What you need to do: Are you able to retype all the records below exactly?

Records provided:
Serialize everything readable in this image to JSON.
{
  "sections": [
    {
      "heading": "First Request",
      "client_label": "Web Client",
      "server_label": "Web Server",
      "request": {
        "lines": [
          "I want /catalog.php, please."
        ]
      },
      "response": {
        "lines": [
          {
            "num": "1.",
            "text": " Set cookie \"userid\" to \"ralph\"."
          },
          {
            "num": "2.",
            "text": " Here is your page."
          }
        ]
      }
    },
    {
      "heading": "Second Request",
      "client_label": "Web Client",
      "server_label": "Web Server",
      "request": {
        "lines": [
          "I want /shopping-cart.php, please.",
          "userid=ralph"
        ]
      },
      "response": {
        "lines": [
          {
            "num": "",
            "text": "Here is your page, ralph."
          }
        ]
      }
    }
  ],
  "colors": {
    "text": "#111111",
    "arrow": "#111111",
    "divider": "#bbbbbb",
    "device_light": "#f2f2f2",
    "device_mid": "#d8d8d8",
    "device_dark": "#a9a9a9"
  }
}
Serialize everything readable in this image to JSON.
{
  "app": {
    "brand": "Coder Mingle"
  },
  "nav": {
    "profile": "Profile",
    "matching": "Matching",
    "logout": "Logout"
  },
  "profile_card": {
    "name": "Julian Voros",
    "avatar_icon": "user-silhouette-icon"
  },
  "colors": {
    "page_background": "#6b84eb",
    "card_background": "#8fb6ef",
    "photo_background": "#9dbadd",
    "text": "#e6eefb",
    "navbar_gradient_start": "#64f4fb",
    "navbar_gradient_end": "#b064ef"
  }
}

Output:
Serialize everything readable in this image to JSON.
{
  "sections": [
    {
      "heading": "First Request",
      "client_label": "Web Client",
      "server_label": "Web Server",
      "request": {
        "lines": [
          "I want /catalog.php, please."
        ]
      },
      "response": {
        "lines": [
          {
            "num": "1.",
            "text": " Set cookie \"userid\" to \"ralph\"."
          },
          {
            "num": "2.",
            "text": " Here is your page."
          }
        ]
      }
    },
    {
      "heading": "Second Request",
      "client_label": "Web Client",
      "server_label": "Web Server",
      "request": {
        "lines": [
          "I want /shopping-cart.php, please.",
          "userid=ralph"
        ]
      },
      "response": {
        "lines": [
          {
            "num": "",
            "text": "Here is your page, ralph."
          }
        ]
      }
    }
  ],
  "colors": {
    "text": "#111111",
    "arrow": "#111111",
    "divider": "#bbbbbb",
    "device_light": "#f2f2f2",
    "device_mid": "#d8d8d8",
    "device_dark": "#a9a9a9"
  }
}
Serialize everything readable in this image to JSON.
{
  "app": {
    "brand": "Coder Mingle"
  },
  "nav": {
    "profile": "Profile",
    "matching": "Matching",
    "logout": "Logout"
  },
  "profile_card": {
    "name": "Julian Voros",
    "avatar_icon": "user-silhouette-icon"
  },
  "colors": {
    "page_background": "#6b84eb",
    "card_background": "#8fb6ef",
    "photo_background": "#9dbadd",
    "text": "#e6eefb",
    "navbar_gradient_start": "#64f4fb",
    "navbar_gradient_end": "#b064ef"
  }
}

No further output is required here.